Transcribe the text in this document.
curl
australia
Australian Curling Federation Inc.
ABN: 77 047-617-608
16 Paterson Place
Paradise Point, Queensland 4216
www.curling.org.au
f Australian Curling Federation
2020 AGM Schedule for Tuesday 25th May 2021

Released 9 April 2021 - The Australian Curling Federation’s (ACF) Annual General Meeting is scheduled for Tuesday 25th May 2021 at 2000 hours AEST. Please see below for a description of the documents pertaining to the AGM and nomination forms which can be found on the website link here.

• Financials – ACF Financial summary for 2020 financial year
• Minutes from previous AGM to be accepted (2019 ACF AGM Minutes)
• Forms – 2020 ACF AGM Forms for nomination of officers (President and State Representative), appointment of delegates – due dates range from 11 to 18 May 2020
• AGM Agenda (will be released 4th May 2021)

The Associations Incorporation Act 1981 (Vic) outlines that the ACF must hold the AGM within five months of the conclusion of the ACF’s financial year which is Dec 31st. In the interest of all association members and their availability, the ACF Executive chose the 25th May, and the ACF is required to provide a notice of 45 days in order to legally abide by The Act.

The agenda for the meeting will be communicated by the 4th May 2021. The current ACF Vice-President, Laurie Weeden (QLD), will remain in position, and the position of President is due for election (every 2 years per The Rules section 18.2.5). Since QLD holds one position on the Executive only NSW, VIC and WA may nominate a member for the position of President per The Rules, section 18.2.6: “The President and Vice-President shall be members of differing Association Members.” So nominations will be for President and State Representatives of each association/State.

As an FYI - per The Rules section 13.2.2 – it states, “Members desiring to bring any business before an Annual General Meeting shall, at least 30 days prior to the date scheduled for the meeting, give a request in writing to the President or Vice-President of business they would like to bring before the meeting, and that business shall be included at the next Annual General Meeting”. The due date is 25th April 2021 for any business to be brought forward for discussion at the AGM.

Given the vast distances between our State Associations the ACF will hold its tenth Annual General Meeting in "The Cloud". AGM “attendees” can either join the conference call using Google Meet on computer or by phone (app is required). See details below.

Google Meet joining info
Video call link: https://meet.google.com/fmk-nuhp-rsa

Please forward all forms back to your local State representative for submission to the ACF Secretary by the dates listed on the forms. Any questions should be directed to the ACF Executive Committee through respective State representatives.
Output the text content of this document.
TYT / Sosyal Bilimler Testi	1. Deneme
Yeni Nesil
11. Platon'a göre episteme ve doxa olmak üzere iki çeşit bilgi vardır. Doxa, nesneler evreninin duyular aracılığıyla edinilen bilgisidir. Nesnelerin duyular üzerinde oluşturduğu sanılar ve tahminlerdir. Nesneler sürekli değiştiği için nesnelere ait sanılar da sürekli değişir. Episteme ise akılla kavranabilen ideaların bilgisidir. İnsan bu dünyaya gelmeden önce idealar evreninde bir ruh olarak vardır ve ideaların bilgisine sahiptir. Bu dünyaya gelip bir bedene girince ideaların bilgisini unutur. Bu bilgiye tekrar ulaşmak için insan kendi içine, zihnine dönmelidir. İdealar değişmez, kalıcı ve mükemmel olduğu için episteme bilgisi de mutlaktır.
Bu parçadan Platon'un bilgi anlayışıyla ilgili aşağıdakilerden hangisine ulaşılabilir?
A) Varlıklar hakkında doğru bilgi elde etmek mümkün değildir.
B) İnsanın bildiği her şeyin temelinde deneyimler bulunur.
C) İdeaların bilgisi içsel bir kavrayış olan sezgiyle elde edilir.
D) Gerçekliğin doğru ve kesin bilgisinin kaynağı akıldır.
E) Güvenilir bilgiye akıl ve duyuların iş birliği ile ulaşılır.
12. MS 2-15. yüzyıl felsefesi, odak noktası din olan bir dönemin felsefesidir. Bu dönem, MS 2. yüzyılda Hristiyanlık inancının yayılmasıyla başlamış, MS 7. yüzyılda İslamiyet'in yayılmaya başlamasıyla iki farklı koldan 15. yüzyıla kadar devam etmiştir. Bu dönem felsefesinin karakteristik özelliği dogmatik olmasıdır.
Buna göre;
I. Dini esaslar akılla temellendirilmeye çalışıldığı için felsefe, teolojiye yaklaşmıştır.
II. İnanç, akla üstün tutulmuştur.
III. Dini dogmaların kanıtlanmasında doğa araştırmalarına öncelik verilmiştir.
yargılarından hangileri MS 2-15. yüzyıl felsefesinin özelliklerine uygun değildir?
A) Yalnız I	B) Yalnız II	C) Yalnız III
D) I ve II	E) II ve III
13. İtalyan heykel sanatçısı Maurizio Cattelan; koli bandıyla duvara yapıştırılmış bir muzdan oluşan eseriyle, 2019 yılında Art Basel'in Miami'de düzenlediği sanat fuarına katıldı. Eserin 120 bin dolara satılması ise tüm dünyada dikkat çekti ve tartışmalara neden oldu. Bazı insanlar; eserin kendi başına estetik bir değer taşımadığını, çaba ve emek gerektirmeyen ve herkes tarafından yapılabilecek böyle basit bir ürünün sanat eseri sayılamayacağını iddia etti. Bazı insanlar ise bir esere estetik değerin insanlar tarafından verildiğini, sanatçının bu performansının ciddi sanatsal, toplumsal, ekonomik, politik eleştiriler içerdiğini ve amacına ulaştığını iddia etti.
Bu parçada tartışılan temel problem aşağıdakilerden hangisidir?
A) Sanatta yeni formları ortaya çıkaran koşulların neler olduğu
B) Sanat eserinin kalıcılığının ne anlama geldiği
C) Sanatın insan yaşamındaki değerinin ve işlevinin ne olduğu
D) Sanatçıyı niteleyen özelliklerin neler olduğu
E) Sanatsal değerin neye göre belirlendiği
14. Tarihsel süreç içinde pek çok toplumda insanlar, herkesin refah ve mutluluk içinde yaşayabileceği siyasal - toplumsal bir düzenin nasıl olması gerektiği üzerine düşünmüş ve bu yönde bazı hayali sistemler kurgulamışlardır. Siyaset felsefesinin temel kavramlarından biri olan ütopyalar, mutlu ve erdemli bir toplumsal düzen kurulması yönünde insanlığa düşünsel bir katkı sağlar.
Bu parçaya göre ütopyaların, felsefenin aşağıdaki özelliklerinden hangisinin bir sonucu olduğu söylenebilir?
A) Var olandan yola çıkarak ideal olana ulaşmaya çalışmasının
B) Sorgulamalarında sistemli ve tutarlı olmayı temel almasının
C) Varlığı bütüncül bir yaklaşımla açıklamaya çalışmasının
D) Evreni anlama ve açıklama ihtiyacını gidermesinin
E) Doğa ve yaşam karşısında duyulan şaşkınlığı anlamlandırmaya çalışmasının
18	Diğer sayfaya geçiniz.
════════════════
• What you have to do
Show the lines that mention the word "doğru".

• Right answer
A) Varlıklar hakkında doğru bilgi elde etmek mümkün değildir.
D) Gerçekliğin doğru ve kesin bilgisinin kaynağı akıldır.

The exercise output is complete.